### BRIEF
Give the listing again character for character, but drop the images.

### INPUT FOR THIS TASK
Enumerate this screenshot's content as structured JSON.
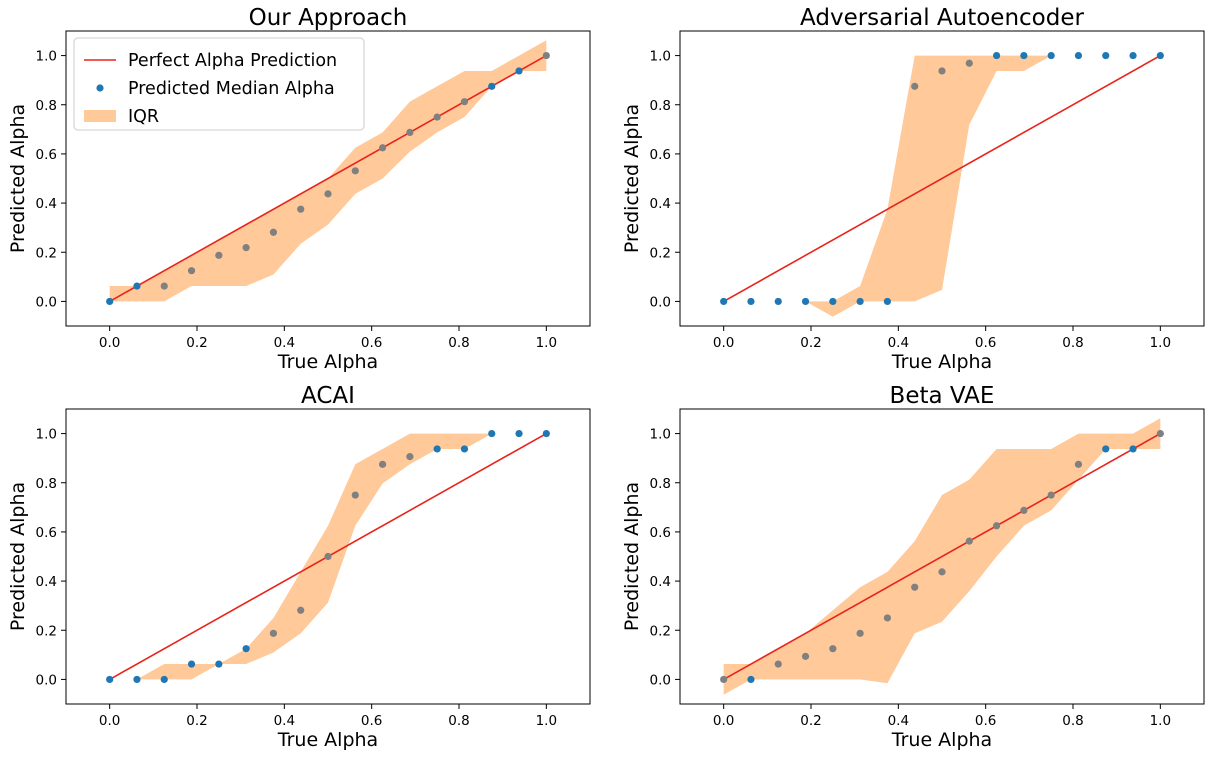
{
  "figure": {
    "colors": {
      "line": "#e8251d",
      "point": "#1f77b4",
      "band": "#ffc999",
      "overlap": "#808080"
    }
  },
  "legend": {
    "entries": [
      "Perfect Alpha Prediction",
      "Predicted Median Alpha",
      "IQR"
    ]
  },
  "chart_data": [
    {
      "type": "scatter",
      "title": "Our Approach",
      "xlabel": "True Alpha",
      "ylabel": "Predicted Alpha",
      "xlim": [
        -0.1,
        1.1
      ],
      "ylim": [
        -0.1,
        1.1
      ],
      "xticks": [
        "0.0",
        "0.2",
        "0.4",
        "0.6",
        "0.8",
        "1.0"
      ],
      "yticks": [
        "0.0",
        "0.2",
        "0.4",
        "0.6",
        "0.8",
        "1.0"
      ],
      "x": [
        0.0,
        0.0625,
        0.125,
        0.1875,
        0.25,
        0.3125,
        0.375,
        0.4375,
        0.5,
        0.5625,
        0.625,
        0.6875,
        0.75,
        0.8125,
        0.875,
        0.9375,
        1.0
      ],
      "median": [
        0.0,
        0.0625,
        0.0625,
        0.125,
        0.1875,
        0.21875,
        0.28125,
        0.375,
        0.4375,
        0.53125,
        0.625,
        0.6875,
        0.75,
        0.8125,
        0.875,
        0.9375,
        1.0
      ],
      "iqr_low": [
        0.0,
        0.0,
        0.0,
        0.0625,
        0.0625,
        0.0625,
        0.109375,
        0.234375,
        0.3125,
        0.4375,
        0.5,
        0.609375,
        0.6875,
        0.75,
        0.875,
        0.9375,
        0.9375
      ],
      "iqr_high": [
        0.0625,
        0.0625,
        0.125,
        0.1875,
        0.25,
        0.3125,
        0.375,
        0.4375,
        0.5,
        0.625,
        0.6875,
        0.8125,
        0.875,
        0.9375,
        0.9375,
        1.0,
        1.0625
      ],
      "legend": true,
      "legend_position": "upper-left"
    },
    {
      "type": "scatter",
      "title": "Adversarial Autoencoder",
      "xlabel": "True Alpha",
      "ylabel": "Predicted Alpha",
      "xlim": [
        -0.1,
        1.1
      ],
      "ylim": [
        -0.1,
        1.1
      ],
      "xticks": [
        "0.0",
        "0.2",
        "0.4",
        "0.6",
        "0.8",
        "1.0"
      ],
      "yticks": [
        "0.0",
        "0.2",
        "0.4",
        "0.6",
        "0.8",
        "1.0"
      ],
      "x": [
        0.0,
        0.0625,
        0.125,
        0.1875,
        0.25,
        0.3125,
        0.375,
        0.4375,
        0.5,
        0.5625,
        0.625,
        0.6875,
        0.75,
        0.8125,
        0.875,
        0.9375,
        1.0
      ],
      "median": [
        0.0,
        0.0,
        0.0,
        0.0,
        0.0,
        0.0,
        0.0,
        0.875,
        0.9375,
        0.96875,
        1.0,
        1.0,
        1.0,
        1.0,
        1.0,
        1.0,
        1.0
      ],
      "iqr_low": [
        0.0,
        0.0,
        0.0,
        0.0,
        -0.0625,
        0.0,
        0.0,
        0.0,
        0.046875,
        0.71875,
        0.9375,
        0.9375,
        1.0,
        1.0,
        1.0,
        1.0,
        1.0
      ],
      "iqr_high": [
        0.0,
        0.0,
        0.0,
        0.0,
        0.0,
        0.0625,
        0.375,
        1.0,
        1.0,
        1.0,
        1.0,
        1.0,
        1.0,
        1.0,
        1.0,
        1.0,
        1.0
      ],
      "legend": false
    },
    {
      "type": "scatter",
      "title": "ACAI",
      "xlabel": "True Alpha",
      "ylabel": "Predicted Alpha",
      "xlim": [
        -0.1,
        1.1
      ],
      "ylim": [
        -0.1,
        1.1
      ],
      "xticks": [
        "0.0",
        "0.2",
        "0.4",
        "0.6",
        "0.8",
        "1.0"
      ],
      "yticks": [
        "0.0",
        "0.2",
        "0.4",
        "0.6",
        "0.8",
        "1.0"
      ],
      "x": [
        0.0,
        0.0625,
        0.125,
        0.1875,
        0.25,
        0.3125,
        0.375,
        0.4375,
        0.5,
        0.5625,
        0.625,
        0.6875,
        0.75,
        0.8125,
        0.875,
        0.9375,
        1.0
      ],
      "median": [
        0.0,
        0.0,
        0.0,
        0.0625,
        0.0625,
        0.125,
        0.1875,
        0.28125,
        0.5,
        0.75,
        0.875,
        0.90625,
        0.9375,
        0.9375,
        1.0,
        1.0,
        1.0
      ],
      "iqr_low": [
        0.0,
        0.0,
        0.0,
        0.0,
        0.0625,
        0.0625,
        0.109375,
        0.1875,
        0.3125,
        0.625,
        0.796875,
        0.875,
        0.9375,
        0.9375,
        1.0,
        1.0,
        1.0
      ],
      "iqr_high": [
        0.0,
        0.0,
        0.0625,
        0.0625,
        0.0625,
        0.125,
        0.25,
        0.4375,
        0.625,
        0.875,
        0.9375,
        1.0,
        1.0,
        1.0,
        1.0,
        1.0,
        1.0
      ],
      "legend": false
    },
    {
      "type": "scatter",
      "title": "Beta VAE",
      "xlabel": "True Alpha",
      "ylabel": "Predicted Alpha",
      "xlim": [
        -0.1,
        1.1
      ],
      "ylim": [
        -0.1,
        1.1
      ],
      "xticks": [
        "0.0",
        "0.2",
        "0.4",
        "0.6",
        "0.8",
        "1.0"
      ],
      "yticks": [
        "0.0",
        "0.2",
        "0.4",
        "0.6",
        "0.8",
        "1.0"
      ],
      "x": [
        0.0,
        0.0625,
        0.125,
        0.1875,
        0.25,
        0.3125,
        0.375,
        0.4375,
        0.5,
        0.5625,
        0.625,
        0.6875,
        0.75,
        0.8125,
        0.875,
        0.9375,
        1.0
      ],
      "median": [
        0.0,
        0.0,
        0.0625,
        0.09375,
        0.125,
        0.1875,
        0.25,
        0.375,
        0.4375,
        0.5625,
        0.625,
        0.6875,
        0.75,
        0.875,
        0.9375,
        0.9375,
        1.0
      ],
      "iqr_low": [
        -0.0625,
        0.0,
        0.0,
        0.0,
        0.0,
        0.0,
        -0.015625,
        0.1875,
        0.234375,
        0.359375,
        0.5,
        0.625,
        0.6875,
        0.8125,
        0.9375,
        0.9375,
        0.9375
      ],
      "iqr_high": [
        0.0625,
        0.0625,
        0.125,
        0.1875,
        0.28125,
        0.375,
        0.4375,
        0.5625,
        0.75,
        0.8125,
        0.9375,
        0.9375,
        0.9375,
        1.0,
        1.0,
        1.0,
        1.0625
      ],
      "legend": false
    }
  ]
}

### OUTPUT OF THE TASK
Enumerate this screenshot's content as structured JSON.
{
  "figure": {
    "colors": {
      "line": "#e8251d",
      "point": "#1f77b4",
      "band": "#ffc999",
      "overlap": "#808080"
    }
  },
  "legend": {
    "entries": [
      "Perfect Alpha Prediction",
      "Predicted Median Alpha",
      "IQR"
    ]
  },
  "chart_data": [
    {
      "type": "scatter",
      "title": "Our Approach",
      "xlabel": "True Alpha",
      "ylabel": "Predicted Alpha",
      "xlim": [
        -0.1,
        1.1
      ],
      "ylim": [
        -0.1,
        1.1
      ],
      "xticks": [
        "0.0",
        "0.2",
        "0.4",
        "0.6",
        "0.8",
        "1.0"
      ],
      "yticks": [
        "0.0",
        "0.2",
        "0.4",
        "0.6",
        "0.8",
        "1.0"
      ],
      "x": [
        0.0,
        0.0625,
        0.125,
        0.1875,
        0.25,
        0.3125,
        0.375,
        0.4375,
        0.5,
        0.5625,
        0.625,
        0.6875,
        0.75,
        0.8125,
        0.875,
        0.9375,
        1.0
      ],
      "median": [
        0.0,
        0.0625,
        0.0625,
        0.125,
        0.1875,
        0.21875,
        0.28125,
        0.375,
        0.4375,
        0.53125,
        0.625,
        0.6875,
        0.75,
        0.8125,
        0.875,
        0.9375,
        1.0
      ],
      "iqr_low": [
        0.0,
        0.0,
        0.0,
        0.0625,
        0.0625,
        0.0625,
        0.109375,
        0.234375,
        0.3125,
        0.4375,
        0.5,
        0.609375,
        0.6875,
        0.75,
        0.875,
        0.9375,
        0.9375
      ],
      "iqr_high": [
        0.0625,
        0.0625,
        0.125,
        0.1875,
        0.25,
        0.3125,
        0.375,
        0.4375,
        0.5,
        0.625,
        0.6875,
        0.8125,
        0.875,
        0.9375,
        0.9375,
        1.0,
        1.0625
      ],
      "legend": true,
      "legend_position": "upper-left"
    },
    {
      "type": "scatter",
      "title": "Adversarial Autoencoder",
      "xlabel": "True Alpha",
      "ylabel": "Predicted Alpha",
      "xlim": [
        -0.1,
        1.1
      ],
      "ylim": [
        -0.1,
        1.1
      ],
      "xticks": [
        "0.0",
        "0.2",
        "0.4",
        "0.6",
        "0.8",
        "1.0"
      ],
      "yticks": [
        "0.0",
        "0.2",
        "0.4",
        "0.6",
        "0.8",
        "1.0"
      ],
      "x": [
        0.0,
        0.0625,
        0.125,
        0.1875,
        0.25,
        0.3125,
        0.375,
        0.4375,
        0.5,
        0.5625,
        0.625,
        0.6875,
        0.75,
        0.8125,
        0.875,
        0.9375,
        1.0
      ],
      "median": [
        0.0,
        0.0,
        0.0,
        0.0,
        0.0,
        0.0,
        0.0,
        0.875,
        0.9375,
        0.96875,
        1.0,
        1.0,
        1.0,
        1.0,
        1.0,
        1.0,
        1.0
      ],
      "iqr_low": [
        0.0,
        0.0,
        0.0,
        0.0,
        -0.0625,
        0.0,
        0.0,
        0.0,
        0.046875,
        0.71875,
        0.9375,
        0.9375,
        1.0,
        1.0,
        1.0,
        1.0,
        1.0
      ],
      "iqr_high": [
        0.0,
        0.0,
        0.0,
        0.0,
        0.0,
        0.0625,
        0.375,
        1.0,
        1.0,
        1.0,
        1.0,
        1.0,
        1.0,
        1.0,
        1.0,
        1.0,
        1.0
      ],
      "legend": false
    },
    {
      "type": "scatter",
      "title": "ACAI",
      "xlabel": "True Alpha",
      "ylabel": "Predicted Alpha",
      "xlim": [
        -0.1,
        1.1
      ],
      "ylim": [
        -0.1,
        1.1
      ],
      "xticks": [
        "0.0",
        "0.2",
        "0.4",
        "0.6",
        "0.8",
        "1.0"
      ],
      "yticks": [
        "0.0",
        "0.2",
        "0.4",
        "0.6",
        "0.8",
        "1.0"
      ],
      "x": [
        0.0,
        0.0625,
        0.125,
        0.1875,
        0.25,
        0.3125,
        0.375,
        0.4375,
        0.5,
        0.5625,
        0.625,
        0.6875,
        0.75,
        0.8125,
        0.875,
        0.9375,
        1.0
      ],
      "median": [
        0.0,
        0.0,
        0.0,
        0.0625,
        0.0625,
        0.125,
        0.1875,
        0.28125,
        0.5,
        0.75,
        0.875,
        0.90625,
        0.9375,
        0.9375,
        1.0,
        1.0,
        1.0
      ],
      "iqr_low": [
        0.0,
        0.0,
        0.0,
        0.0,
        0.0625,
        0.0625,
        0.109375,
        0.1875,
        0.3125,
        0.625,
        0.796875,
        0.875,
        0.9375,
        0.9375,
        1.0,
        1.0,
        1.0
      ],
      "iqr_high": [
        0.0,
        0.0,
        0.0625,
        0.0625,
        0.0625,
        0.125,
        0.25,
        0.4375,
        0.625,
        0.875,
        0.9375,
        1.0,
        1.0,
        1.0,
        1.0,
        1.0,
        1.0
      ],
      "legend": false
    },
    {
      "type": "scatter",
      "title": "Beta VAE",
      "xlabel": "True Alpha",
      "ylabel": "Predicted Alpha",
      "xlim": [
        -0.1,
        1.1
      ],
      "ylim": [
        -0.1,
        1.1
      ],
      "xticks": [
        "0.0",
        "0.2",
        "0.4",
        "0.6",
        "0.8",
        "1.0"
      ],
      "yticks": [
        "0.0",
        "0.2",
        "0.4",
        "0.6",
        "0.8",
        "1.0"
      ],
      "x": [
        0.0,
        0.0625,
        0.125,
        0.1875,
        0.25,
        0.3125,
        0.375,
        0.4375,
        0.5,
        0.5625,
        0.625,
        0.6875,
        0.75,
        0.8125,
        0.875,
        0.9375,
        1.0
      ],
      "median": [
        0.0,
        0.0,
        0.0625,
        0.09375,
        0.125,
        0.1875,
        0.25,
        0.375,
        0.4375,
        0.5625,
        0.625,
        0.6875,
        0.75,
        0.875,
        0.9375,
        0.9375,
        1.0
      ],
      "iqr_low": [
        -0.0625,
        0.0,
        0.0,
        0.0,
        0.0,
        0.0,
        -0.015625,
        0.1875,
        0.234375,
        0.359375,
        0.5,
        0.625,
        0.6875,
        0.8125,
        0.9375,
        0.9375,
        0.9375
      ],
      "iqr_high": [
        0.0625,
        0.0625,
        0.125,
        0.1875,
        0.28125,
        0.375,
        0.4375,
        0.5625,
        0.75,
        0.8125,
        0.9375,
        0.9375,
        0.9375,
        1.0,
        1.0,
        1.0,
        1.0625
      ],
      "legend": false
    }
  ]
}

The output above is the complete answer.